■ **Stated goal 1**
Answer these questions from the excerpt on amplifier power advertising:
(a) In what year was the FTC Rule enacted?
(b) What pre-conditioning did the required measuring technique include?
(c) What did the rule require of the font used for the power figure in an advertisement?
■ **Stated goal 2**
List every condition in the sample stereo amplifier power statement given in the excerpt on amplifier power advertising.

■ **Excerpt provided**
[start]

Personally I don't think that is the root of it. There is one thing that has to be said about it ... back in the day there was so much ... well, it's found in baby diapers ... with regard to amplifier specifications in the market, that the US Government felt compelled to step in and define amplifier power and how it must be measured.
The result was "The FTC Rule" with regard to amplifier power, enacted in 1973 (I believe; around there anyway). That specified how you could advertise amplifier power ... it did not, as some believe, legally define amplifier power specifications. What it did define is what you could advertise as amplifier power, and mandated that if you did mention it in an ad, it had to be a certain measurement and that the font used in the ad must be the largest font when specifying power according to this method, and that the measurement must be derived after following a specific measuring technique.
So, we had a stereo amplifier that could advertise power as:
"30 watts RMS per channel, both channels driven, from 20 to 20,000 Hz, into an 8 ohm impedance, with no more than 1% Total Harmonic Distortion".
All of the above were required; not one element is optional.
Now, you could simply not mention power output in your magazine ad, and still be compliant. But if you did mention power, it had to reflect the measurement technique (which also specified a pre-conditioning at ⅓ power for 1 hour, and at a specific AC voltage, eg 117 V AC, and so on) and the result in the form above.

[end]

■ **Supplied information**
[start]

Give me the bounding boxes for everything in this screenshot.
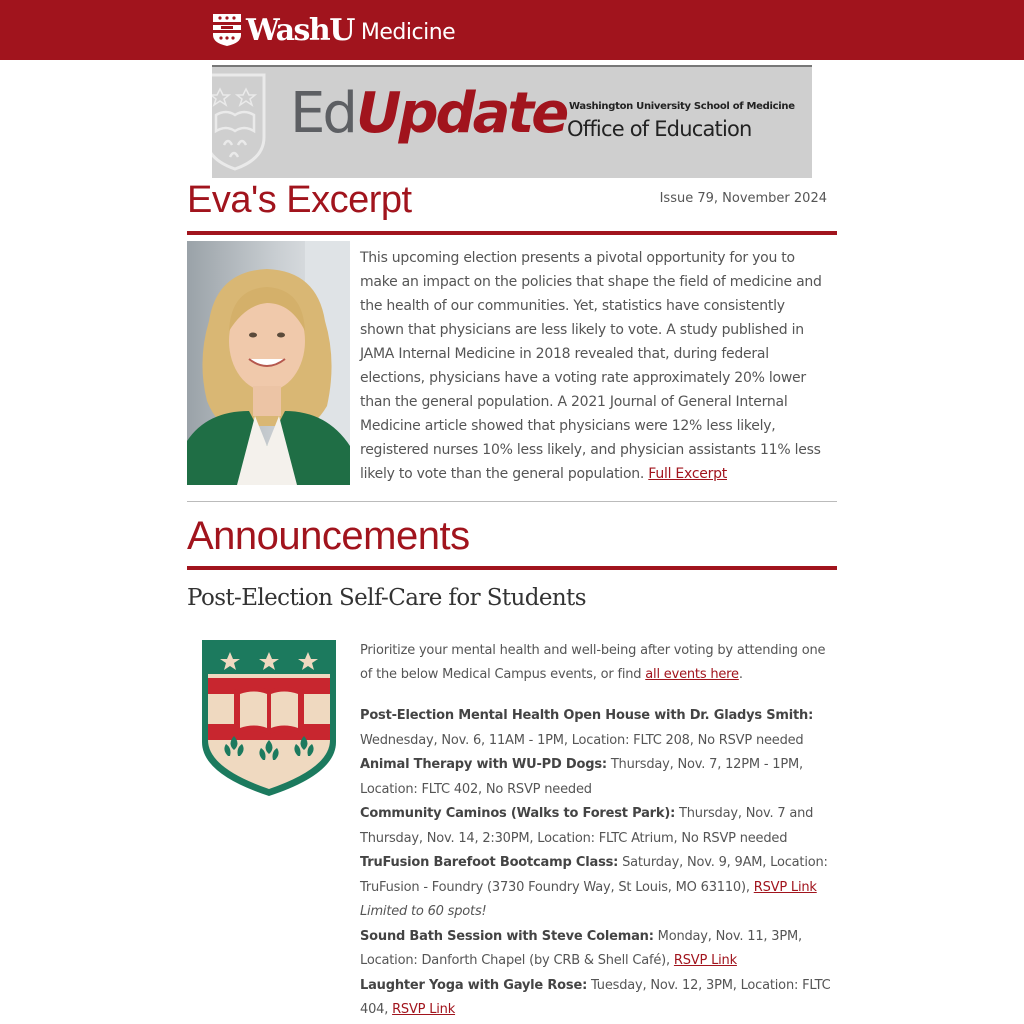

[end]

■ **Right answer 1**
(a) 1973, though the writer is not entirely certain of the year.
(b) Operation at ⅓ power for 1 hour, at a specific AC voltage such as 117 V AC.
(c) It had to be the largest font in the advertisement when power was stated according to the prescribed method.

■ **Right answer 2**
- 30 watts RMS per channel
- Both channels driven
- From 20 to 20,000 Hz
- Into an 8 ohm impedance
- With no more than 1% Total Harmonic Distortion